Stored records
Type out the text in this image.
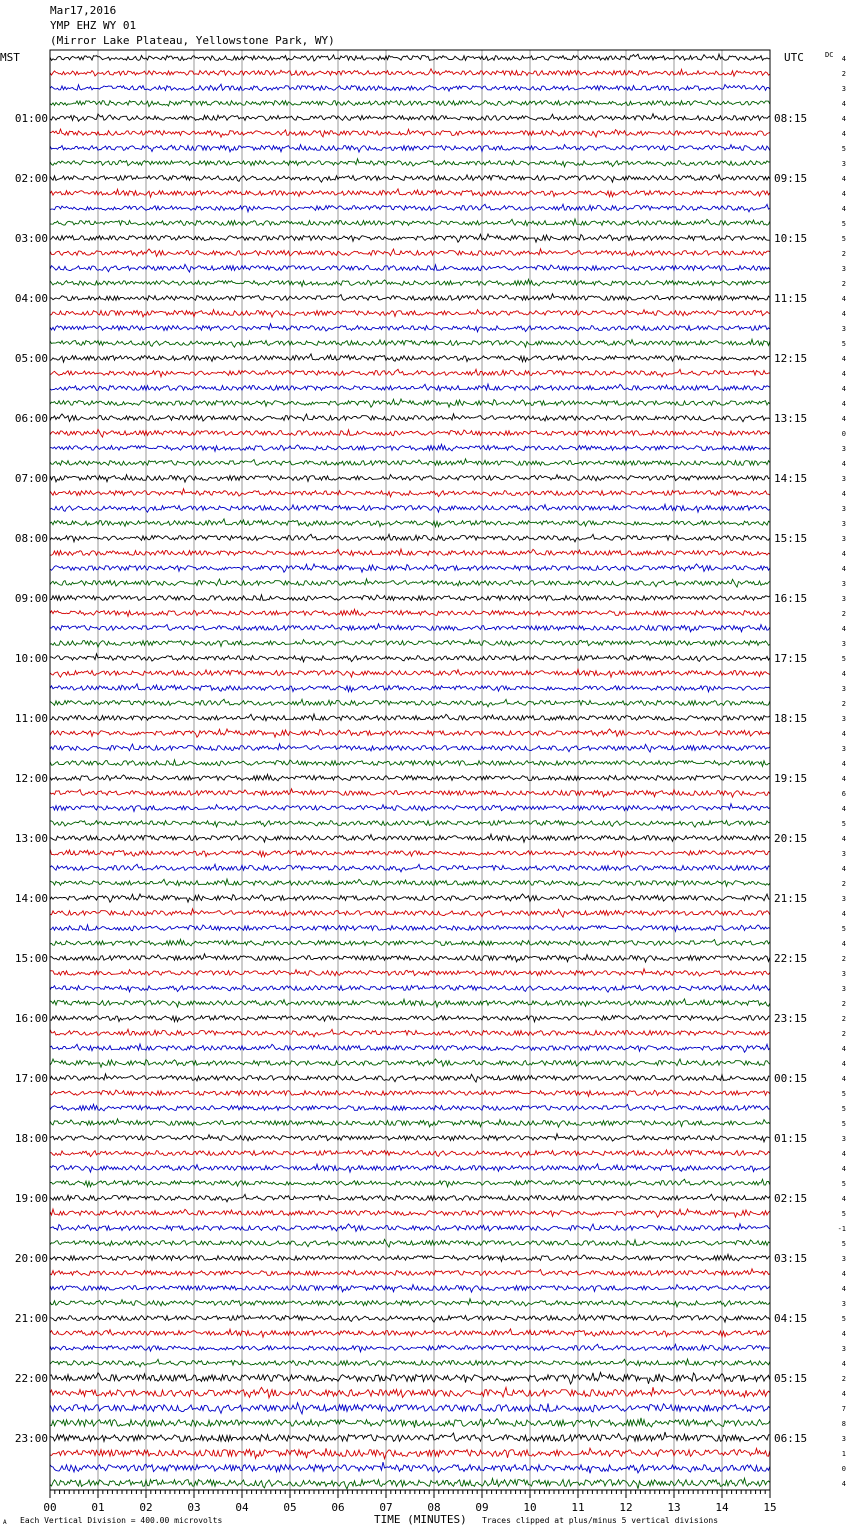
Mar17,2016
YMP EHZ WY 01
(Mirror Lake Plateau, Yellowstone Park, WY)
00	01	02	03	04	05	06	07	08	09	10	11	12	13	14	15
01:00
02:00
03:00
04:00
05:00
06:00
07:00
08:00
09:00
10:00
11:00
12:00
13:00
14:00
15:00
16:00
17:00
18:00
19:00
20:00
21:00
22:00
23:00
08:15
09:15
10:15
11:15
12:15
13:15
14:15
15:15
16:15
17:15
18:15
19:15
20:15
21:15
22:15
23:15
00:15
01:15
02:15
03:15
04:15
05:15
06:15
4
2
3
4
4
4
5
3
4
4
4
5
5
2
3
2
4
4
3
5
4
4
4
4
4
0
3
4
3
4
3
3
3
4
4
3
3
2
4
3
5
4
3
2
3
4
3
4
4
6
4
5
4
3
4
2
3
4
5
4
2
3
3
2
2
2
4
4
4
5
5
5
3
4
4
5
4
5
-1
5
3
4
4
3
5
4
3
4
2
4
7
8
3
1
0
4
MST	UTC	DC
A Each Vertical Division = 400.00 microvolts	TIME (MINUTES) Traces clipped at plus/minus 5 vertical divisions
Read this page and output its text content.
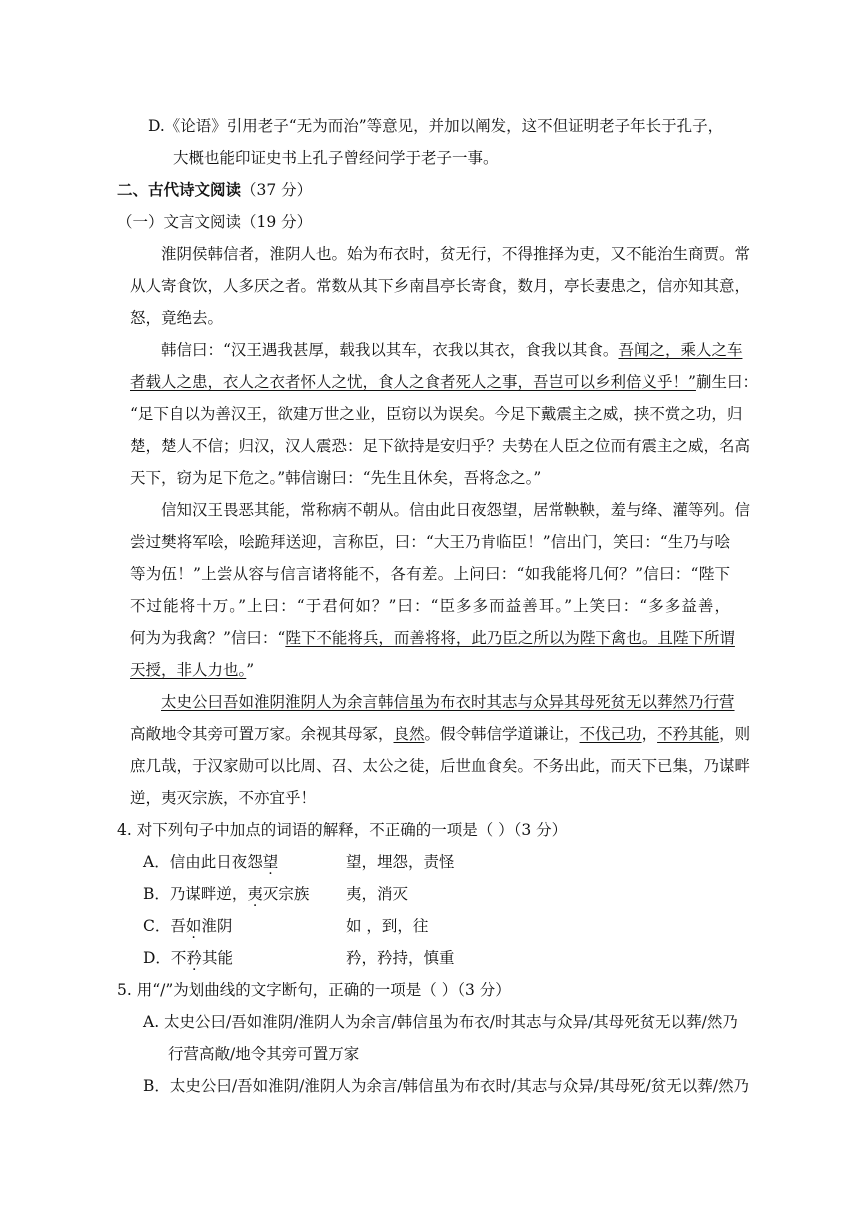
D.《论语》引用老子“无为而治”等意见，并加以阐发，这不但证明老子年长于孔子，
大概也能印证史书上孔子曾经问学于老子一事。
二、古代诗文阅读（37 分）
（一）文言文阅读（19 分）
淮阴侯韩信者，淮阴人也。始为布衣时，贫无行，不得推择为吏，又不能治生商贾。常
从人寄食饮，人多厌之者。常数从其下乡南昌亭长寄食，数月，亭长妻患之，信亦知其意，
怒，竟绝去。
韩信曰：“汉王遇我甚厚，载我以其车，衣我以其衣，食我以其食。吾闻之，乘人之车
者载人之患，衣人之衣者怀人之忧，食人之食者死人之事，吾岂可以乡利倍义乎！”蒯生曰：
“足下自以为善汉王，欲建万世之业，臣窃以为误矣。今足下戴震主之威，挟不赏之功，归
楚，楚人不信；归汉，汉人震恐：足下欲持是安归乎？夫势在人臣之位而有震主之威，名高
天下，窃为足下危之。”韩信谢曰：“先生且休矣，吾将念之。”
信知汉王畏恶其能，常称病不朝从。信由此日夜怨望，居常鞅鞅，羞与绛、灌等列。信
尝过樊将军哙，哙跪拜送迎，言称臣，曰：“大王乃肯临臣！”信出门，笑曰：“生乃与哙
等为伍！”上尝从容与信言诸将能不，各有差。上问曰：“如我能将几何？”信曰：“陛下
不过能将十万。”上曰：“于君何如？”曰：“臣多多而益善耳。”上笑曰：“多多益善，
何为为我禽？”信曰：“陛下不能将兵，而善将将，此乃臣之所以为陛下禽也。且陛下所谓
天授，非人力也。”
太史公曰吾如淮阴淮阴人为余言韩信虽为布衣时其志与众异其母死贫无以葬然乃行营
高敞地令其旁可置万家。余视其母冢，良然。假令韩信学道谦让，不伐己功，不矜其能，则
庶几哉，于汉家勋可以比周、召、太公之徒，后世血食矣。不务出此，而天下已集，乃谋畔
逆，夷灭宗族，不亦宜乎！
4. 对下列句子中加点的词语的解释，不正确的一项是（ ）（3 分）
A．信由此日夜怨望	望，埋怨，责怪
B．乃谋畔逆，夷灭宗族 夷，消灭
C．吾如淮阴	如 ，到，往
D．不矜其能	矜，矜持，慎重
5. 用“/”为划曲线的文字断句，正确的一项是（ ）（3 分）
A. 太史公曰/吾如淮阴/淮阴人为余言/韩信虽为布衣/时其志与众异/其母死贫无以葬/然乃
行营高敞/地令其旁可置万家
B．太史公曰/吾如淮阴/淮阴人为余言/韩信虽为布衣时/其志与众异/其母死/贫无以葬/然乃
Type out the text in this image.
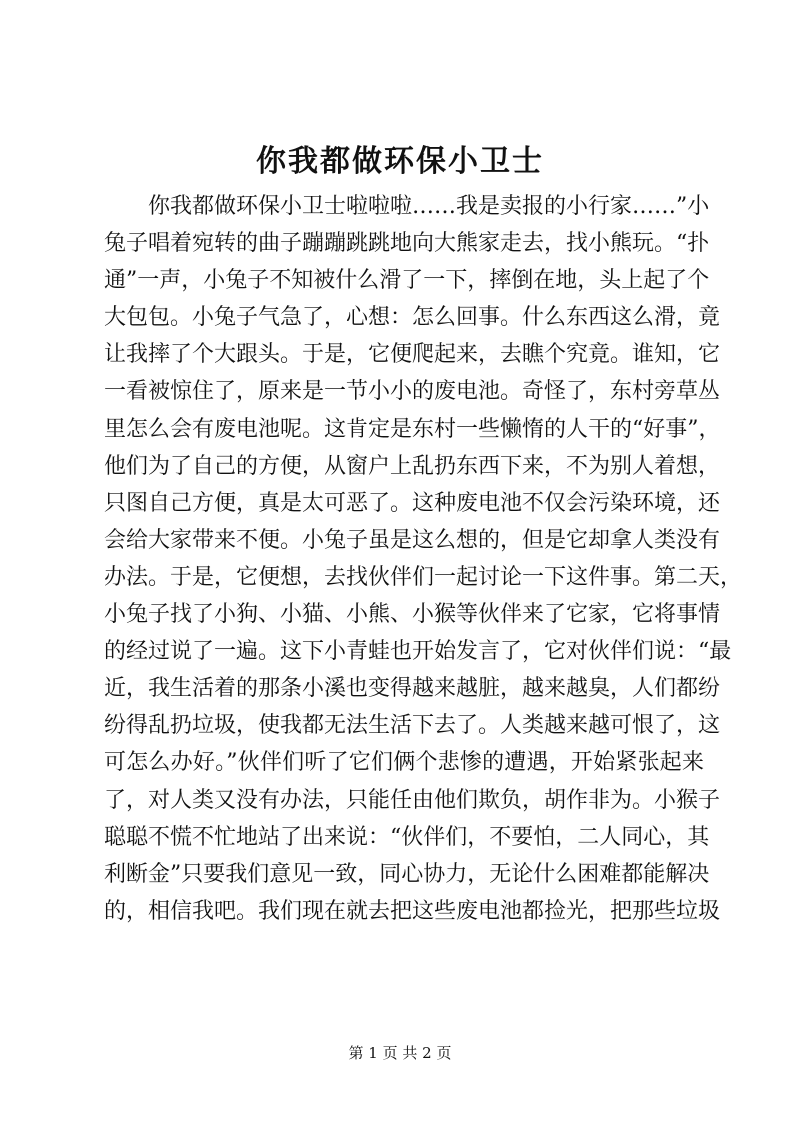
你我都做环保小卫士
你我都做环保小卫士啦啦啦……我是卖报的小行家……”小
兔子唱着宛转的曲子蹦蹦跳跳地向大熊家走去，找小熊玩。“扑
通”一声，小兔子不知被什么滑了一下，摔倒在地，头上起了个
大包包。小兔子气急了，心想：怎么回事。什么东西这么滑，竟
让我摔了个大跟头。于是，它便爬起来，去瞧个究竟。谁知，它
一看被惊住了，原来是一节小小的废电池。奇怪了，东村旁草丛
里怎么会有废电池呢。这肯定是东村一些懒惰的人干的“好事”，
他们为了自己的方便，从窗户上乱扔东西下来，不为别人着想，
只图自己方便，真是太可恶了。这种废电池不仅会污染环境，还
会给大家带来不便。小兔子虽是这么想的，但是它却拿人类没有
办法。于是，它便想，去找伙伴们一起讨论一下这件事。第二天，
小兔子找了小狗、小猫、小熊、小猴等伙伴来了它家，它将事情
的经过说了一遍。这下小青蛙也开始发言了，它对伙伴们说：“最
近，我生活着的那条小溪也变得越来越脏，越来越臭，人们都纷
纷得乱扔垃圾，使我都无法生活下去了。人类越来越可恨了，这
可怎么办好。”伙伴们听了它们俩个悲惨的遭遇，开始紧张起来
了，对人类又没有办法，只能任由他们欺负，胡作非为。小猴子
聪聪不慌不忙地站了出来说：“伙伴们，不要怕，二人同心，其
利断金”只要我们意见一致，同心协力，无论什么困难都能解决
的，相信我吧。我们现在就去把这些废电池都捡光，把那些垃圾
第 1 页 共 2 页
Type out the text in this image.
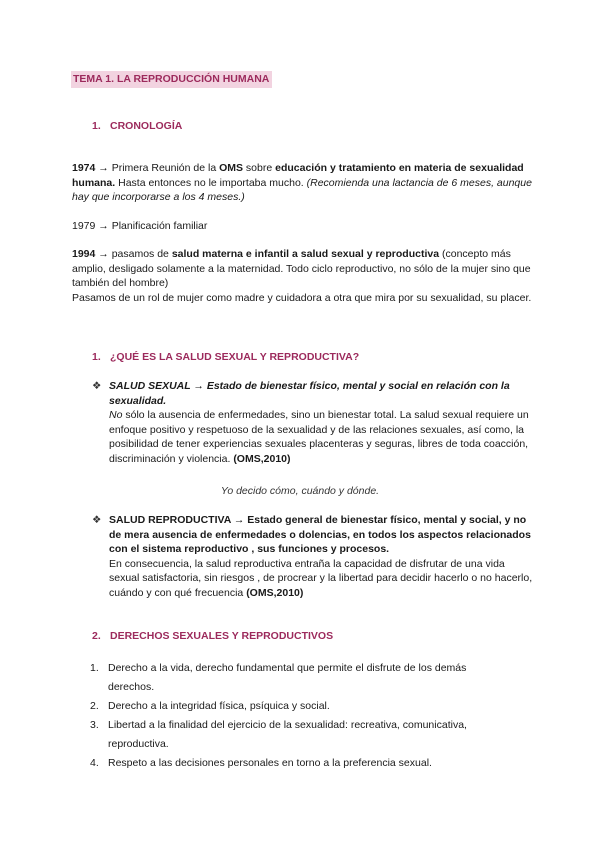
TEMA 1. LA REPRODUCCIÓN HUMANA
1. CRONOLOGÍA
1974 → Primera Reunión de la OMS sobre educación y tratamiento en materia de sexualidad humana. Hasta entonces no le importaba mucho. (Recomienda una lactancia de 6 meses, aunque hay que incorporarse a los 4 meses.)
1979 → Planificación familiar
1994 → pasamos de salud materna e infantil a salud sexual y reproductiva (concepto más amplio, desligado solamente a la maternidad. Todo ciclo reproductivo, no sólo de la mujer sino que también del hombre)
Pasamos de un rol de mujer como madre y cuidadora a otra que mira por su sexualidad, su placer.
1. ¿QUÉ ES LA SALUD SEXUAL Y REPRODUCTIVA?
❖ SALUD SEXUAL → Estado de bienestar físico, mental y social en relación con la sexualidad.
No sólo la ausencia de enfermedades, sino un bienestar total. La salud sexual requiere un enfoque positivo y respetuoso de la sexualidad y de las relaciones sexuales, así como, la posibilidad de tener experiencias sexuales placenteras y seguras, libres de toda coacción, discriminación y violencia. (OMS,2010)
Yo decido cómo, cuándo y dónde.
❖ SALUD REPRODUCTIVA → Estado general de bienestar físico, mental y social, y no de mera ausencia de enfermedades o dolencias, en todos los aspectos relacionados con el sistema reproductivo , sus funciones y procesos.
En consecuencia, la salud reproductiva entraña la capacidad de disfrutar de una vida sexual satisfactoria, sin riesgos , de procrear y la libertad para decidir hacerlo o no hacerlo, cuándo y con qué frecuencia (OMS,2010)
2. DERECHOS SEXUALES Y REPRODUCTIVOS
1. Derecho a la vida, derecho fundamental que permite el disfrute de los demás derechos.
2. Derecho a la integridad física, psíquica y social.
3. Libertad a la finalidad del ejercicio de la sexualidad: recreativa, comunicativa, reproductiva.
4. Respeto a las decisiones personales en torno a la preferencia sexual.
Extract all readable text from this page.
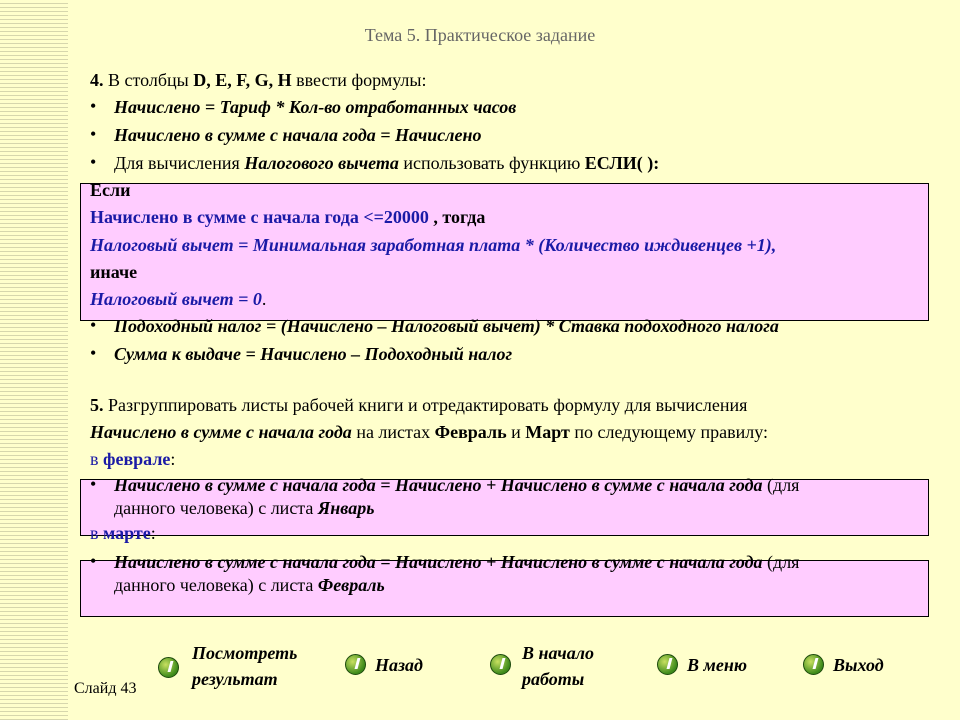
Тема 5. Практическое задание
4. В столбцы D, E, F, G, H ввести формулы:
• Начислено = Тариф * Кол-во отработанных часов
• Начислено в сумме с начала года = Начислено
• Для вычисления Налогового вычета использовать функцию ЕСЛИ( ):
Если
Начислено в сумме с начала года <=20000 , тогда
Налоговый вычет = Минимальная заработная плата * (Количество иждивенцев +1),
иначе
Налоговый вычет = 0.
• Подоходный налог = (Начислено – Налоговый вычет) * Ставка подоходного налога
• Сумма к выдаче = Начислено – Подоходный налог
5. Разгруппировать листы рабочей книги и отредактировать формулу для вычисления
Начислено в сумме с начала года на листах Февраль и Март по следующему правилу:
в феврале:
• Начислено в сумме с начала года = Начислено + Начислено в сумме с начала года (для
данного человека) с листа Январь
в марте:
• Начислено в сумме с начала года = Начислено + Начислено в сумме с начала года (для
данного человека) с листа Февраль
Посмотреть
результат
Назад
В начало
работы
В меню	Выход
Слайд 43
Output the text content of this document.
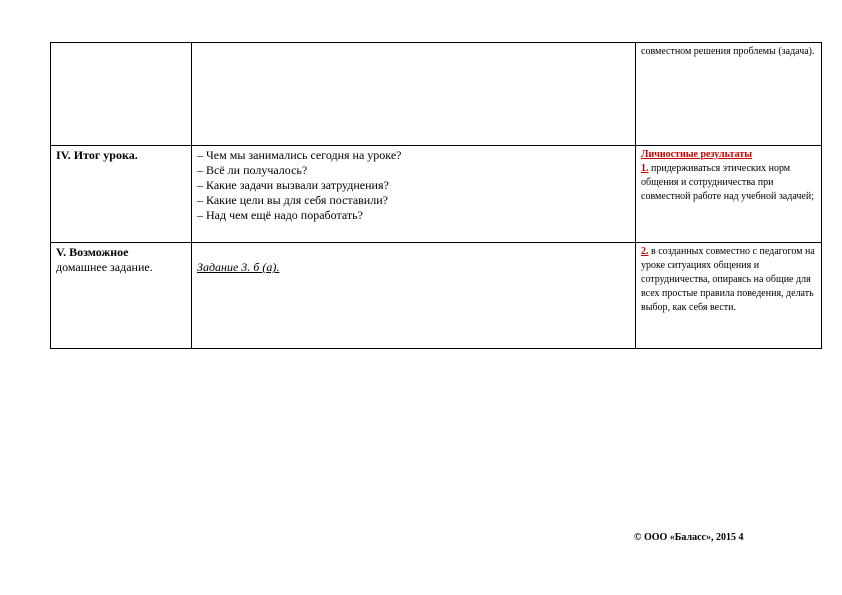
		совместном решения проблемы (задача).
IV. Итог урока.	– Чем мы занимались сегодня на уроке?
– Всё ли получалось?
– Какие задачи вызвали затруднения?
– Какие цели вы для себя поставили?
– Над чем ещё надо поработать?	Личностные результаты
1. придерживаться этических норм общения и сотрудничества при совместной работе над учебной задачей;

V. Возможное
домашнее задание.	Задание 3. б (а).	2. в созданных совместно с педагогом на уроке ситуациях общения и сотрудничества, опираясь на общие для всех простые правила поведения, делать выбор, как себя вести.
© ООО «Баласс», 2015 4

REQUIREMENTS: How many lines in the records above hold the word "Какие"? Give only the number.

FULL ANSWER: 2